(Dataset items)
** BEGIN **
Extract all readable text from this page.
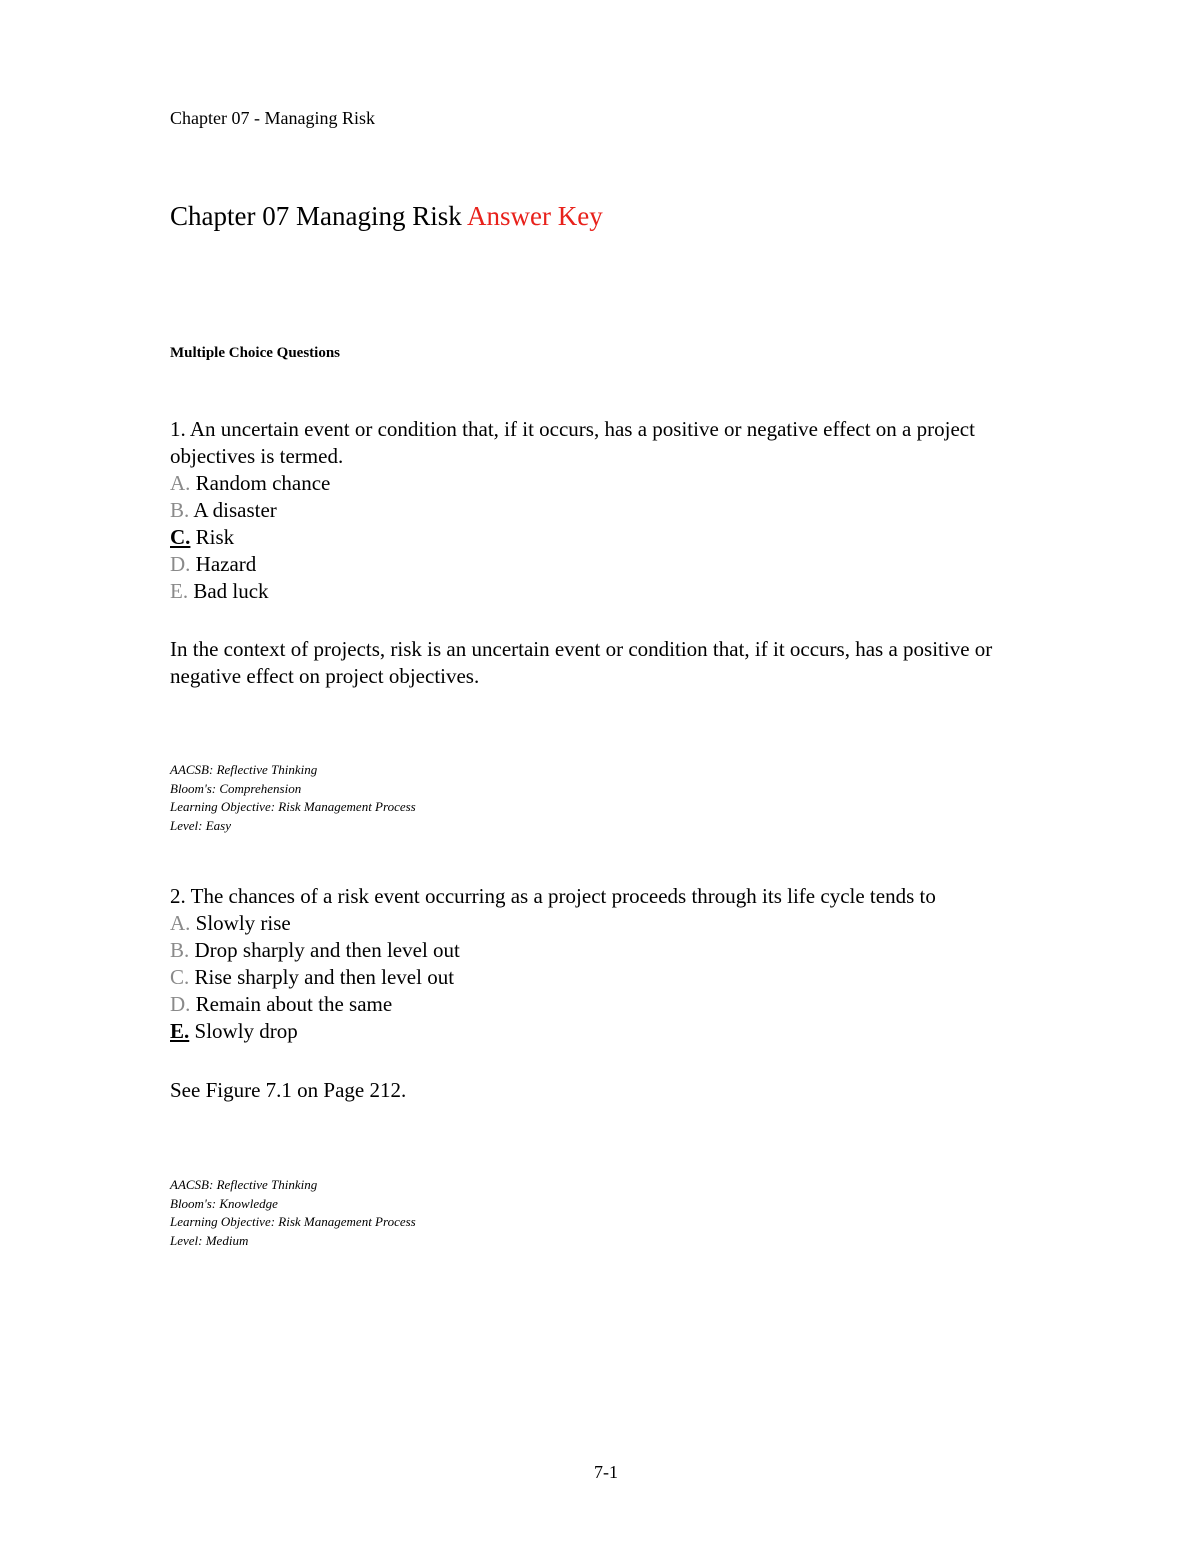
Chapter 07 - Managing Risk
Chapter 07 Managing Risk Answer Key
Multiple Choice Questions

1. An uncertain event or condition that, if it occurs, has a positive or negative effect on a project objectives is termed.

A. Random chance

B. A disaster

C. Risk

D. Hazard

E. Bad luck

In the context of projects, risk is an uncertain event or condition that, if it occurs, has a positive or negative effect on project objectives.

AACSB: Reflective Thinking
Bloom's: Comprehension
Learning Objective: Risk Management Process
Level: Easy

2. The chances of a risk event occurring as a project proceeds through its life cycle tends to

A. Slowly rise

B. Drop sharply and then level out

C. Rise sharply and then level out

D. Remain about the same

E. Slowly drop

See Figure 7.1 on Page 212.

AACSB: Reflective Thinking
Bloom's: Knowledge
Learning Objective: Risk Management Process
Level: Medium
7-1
** END **
**Exercise brief**
Your copy of the data should match it exactly, except that pictures are left out.

**Output for this exercise**
Extract all readable text from this page.
Chapter 07 - Managing Risk
Chapter 07 Managing Risk Answer Key
Multiple Choice Questions

1. An uncertain event or condition that, if it occurs, has a positive or negative effect on a project objectives is termed.

A. Random chance

B. A disaster

C. Risk

D. Hazard

E. Bad luck

In the context of projects, risk is an uncertain event or condition that, if it occurs, has a positive or negative effect on project objectives.

AACSB: Reflective Thinking
Bloom's: Comprehension
Learning Objective: Risk Management Process
Level: Easy

2. The chances of a risk event occurring as a project proceeds through its life cycle tends to

A. Slowly rise

B. Drop sharply and then level out

C. Rise sharply and then level out

D. Remain about the same

E. Slowly drop

See Figure 7.1 on Page 212.

AACSB: Reflective Thinking
Bloom's: Knowledge
Learning Objective: Risk Management Process
Level: Medium
7-1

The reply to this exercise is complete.